_Requirement A:_
In the tidal flats excerpt, what service score did UK get for places for everyday rest and relaxation?
_Requirement B:_
Give the stretch of the records from the line containing "db-label: DB [624, 257, 648, 276]" through the line containing "output-images-stack [698, 330, 748, 376]" as a Markdown table with the columns Row and Entry. Leave out blank lines.

_Page excerpt:_
Research (water front use)
The natural tidal flats, TR and OR, had higher service scores (75.1 and 70.8) for research than the artificial tidal flats (Table 4; Supplemental Information 5). As natural scientific research subjects, natural tidal flats may be more attractive. At the demonstration facility SN, regular testing and surveillance were conducted, and the service score was close to that of the natural tidal flats (64.7). Because research is established with various interests and purposes, its PR index was not evaluated. For this reason, the sustainability scores only show only recent trends and have little meaning when considering countermeasures.
Historical designation as special sites (sense of place)
Because this service is unique to the given area, it does not exist in artificial tidal flats, which have no cultural history and have usage constraints as public facilities (Table 4; Supplemental Information 6). However, it is possible that this service may exist in an artificial tidal flat that was created as a mitigation of a natural tidal flat that had the service.
Places for everyday rest and relaxation (sense of place)
Because SN is within an experimental area, that is, not open to public, this service is restricted, similar to recreation (Table 4; Supplemental Information 7). On the other hand, UK is used by many people and its service score was extremely high (100). The sustainability score was also positive (+10%), so the area can continue to provide a high level of service under present environmental conditions. Among the PR indexes, only the healthy habitat factor was negative (Fig. S19). By implementing countermeasures related to this factor, it could be possible to provide an even higher level of service. The service scores of TR and OR, the natural tidal flats, were low (3.2 and 2.8). The sustainability score of TR was negative (−3%), and the factors management of ground condition, management groups, and incidental facilities were indicated as needing countermeasures. The OR sustainability score was positive (+17%), so the present status can be maintained under present environmental conditions. The low service score was likely influenced by the small number of people living in the surrounding area.

_Extracted entries:_
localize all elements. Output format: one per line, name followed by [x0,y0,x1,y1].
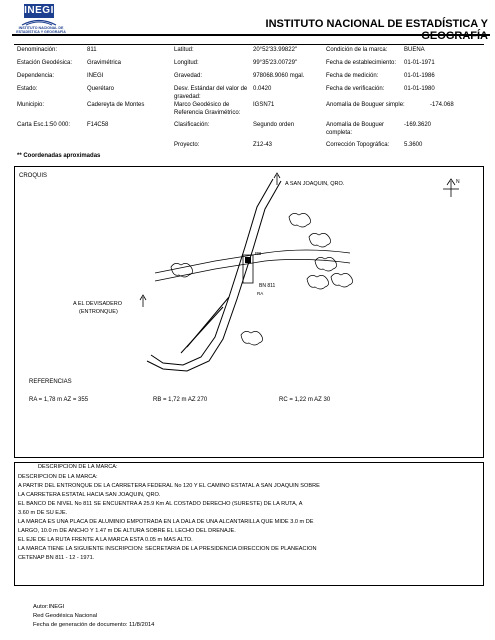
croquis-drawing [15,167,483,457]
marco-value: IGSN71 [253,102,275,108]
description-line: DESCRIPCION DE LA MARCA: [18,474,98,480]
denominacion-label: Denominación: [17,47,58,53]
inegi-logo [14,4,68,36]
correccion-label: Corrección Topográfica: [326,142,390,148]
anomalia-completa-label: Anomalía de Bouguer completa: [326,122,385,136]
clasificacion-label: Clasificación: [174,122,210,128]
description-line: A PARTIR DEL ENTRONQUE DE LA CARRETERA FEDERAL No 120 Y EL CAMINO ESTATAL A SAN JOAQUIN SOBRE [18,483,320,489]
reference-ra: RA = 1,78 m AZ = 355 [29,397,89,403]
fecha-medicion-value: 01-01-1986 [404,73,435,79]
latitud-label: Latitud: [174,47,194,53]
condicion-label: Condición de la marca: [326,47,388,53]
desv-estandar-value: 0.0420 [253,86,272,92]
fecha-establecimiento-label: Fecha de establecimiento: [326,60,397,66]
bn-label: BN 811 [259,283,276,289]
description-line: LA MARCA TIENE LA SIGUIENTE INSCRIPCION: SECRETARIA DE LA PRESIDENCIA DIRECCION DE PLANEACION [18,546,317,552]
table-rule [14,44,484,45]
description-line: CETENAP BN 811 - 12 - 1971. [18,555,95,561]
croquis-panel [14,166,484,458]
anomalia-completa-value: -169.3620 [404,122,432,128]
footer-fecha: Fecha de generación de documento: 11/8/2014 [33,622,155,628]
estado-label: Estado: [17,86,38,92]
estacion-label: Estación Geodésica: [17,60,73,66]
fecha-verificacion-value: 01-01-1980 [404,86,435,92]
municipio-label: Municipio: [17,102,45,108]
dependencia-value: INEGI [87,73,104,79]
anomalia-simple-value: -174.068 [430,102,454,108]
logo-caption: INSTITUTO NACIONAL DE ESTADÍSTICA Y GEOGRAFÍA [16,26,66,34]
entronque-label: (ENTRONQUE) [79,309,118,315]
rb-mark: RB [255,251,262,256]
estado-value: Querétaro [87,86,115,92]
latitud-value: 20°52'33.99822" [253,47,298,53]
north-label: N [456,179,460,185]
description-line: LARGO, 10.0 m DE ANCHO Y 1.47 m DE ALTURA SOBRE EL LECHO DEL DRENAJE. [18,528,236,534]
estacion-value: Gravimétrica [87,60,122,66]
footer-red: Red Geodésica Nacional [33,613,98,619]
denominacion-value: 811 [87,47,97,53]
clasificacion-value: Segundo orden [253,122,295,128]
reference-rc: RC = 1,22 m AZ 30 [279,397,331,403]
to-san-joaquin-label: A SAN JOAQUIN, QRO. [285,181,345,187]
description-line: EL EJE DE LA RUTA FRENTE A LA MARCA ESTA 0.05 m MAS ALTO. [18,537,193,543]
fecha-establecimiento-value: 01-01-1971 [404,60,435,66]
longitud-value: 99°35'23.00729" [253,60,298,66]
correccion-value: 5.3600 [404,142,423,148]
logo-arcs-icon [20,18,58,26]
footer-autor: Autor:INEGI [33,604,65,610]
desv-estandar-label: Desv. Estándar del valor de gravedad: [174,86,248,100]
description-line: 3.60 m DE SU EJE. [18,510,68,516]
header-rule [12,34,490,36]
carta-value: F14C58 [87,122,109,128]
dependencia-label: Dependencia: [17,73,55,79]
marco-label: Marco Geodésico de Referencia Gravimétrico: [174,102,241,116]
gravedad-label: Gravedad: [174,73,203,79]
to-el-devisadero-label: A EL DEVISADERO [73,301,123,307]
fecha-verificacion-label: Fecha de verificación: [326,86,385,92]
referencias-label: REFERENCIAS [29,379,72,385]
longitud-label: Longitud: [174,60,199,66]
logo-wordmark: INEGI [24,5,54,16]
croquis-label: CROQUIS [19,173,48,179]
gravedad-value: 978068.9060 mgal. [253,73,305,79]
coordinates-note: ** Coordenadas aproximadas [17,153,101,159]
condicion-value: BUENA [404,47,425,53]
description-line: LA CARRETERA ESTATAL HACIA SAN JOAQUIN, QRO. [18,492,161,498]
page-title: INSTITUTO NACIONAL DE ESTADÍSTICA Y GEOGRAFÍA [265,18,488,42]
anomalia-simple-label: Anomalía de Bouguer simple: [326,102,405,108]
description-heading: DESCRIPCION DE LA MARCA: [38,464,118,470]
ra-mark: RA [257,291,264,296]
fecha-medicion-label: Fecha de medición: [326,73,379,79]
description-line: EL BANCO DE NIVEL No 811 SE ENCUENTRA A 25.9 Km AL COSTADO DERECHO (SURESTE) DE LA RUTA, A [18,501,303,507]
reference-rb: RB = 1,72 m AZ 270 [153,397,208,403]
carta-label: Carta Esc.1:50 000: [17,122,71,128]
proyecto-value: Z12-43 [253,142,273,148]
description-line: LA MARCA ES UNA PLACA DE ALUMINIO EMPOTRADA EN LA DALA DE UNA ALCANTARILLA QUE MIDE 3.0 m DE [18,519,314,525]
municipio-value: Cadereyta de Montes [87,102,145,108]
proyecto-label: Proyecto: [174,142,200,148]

==

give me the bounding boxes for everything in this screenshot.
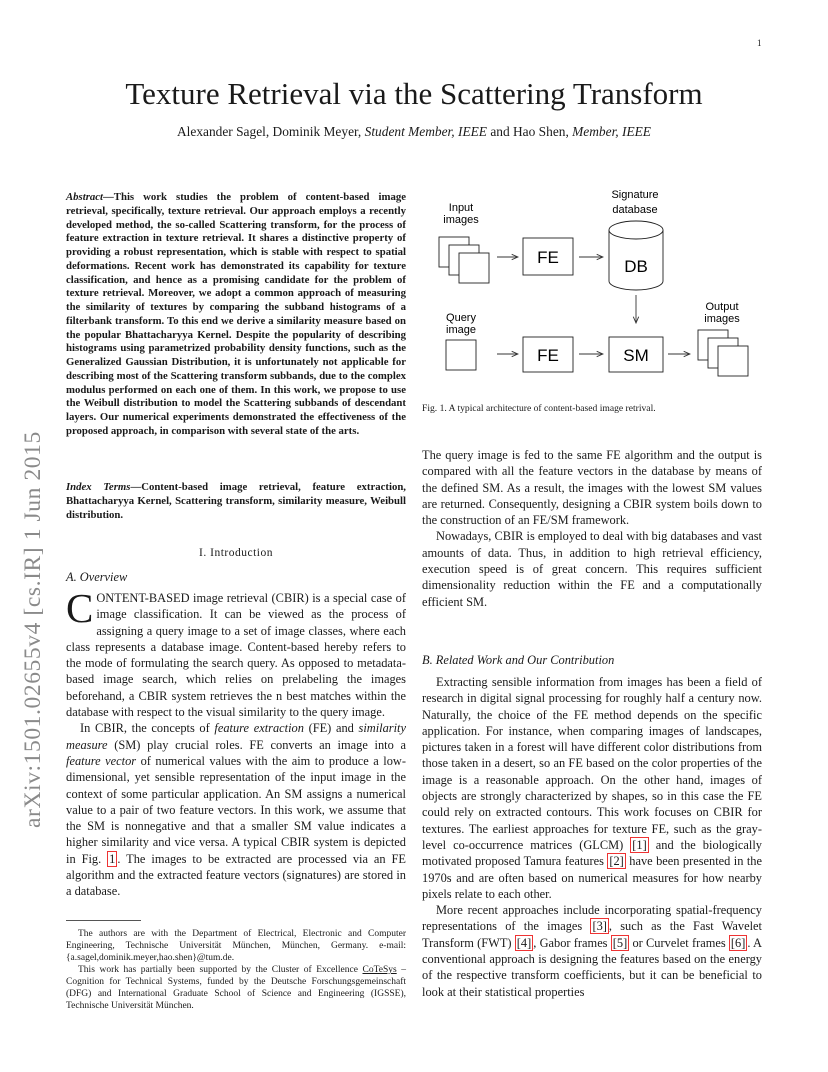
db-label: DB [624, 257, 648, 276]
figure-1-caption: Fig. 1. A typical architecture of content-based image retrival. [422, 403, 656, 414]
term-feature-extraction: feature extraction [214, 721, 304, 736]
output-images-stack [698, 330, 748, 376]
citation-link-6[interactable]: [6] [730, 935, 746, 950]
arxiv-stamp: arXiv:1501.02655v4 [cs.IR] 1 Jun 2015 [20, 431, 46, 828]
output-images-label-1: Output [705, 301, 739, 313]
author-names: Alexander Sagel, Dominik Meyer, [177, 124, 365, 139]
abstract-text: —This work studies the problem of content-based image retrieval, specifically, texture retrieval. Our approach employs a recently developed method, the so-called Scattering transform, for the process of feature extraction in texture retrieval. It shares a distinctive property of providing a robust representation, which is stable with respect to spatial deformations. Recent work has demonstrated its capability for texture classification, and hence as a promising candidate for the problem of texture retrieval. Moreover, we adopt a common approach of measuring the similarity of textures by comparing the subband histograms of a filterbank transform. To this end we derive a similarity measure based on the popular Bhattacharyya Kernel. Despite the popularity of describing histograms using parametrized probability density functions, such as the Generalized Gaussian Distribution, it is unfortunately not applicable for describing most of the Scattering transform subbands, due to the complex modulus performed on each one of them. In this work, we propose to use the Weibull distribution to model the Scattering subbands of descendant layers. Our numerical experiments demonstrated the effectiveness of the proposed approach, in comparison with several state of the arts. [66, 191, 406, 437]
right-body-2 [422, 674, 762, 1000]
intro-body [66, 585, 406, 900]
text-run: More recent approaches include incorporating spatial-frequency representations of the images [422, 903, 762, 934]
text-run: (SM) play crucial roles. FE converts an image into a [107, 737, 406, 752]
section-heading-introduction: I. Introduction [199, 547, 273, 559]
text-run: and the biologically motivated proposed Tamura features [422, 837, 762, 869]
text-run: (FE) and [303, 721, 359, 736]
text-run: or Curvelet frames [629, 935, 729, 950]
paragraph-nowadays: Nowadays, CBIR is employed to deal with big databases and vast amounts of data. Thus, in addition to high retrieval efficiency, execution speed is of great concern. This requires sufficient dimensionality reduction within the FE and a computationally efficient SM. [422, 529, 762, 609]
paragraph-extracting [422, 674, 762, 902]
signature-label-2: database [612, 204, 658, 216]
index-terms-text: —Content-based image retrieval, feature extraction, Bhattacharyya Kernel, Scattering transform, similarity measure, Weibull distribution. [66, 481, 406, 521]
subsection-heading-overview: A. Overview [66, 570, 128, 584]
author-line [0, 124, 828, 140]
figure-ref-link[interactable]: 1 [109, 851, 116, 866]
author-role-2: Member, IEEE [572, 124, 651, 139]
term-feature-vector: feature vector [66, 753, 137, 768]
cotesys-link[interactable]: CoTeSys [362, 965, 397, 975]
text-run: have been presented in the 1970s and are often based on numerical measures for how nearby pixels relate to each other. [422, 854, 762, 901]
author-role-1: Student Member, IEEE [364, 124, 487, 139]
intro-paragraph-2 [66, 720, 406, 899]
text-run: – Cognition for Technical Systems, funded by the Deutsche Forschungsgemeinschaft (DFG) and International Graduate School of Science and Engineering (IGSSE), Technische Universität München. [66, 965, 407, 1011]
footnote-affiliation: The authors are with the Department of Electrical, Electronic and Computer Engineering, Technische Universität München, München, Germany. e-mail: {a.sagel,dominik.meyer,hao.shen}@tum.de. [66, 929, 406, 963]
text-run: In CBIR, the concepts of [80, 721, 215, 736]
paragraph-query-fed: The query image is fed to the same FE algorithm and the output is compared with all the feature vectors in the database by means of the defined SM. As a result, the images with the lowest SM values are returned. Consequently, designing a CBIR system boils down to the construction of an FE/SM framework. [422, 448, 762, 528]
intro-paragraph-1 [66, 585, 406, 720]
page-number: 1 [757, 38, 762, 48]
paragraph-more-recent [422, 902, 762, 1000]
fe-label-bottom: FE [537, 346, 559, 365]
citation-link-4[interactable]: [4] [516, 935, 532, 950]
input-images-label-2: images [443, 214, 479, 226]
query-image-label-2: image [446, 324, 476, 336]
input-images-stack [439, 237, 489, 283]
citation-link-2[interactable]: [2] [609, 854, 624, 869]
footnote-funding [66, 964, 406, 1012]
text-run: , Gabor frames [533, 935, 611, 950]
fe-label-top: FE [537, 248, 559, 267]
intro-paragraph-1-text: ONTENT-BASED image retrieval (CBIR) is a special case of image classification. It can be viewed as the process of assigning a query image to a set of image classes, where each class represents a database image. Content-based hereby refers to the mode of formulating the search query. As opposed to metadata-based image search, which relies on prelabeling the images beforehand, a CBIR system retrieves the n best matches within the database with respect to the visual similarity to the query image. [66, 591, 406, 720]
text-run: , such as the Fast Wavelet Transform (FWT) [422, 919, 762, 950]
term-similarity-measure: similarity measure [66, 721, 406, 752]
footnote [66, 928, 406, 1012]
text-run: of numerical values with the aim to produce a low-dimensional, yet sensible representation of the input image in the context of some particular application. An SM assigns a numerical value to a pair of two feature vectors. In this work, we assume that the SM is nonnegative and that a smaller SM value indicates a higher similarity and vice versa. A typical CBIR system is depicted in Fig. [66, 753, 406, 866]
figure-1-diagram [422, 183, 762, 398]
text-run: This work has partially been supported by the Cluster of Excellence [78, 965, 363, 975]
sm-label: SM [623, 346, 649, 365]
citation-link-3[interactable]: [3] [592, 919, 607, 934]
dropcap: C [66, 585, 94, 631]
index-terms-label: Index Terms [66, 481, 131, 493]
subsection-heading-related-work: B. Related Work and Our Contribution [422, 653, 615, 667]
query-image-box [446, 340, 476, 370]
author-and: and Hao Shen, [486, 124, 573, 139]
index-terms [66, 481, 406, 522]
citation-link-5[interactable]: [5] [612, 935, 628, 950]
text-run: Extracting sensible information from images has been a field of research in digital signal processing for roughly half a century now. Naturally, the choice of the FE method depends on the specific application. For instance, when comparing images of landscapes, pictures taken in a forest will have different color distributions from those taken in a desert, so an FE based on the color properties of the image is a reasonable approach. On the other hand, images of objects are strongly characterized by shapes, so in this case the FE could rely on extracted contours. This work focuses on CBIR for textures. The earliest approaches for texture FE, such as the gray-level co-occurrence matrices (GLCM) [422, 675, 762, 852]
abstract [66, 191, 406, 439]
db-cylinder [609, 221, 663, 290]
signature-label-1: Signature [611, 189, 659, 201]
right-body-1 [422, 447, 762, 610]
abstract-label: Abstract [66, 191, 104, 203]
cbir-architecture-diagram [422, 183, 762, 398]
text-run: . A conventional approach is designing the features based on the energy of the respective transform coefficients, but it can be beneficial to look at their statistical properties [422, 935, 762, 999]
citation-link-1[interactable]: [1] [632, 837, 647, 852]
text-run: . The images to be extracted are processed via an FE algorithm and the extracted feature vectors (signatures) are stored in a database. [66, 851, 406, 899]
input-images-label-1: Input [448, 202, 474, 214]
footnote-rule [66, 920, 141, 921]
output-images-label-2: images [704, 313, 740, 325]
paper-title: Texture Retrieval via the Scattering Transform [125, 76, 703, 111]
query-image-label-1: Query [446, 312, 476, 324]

_Written answer A:_
100

_Written answer B:_
| Row | Entry |
|---|---|
| 1 | db-label: DB [624, 257, 648, 276] |
| 2 | figure-1-caption: Fig. 1. A typical architecture of content-based image retrival. [422, 403, 656, 414] |
| 3 | term-feature-extraction: feature extraction [214, 721, 304, 736] |
| 4 | output-images-stack [698, 330, 748, 376] |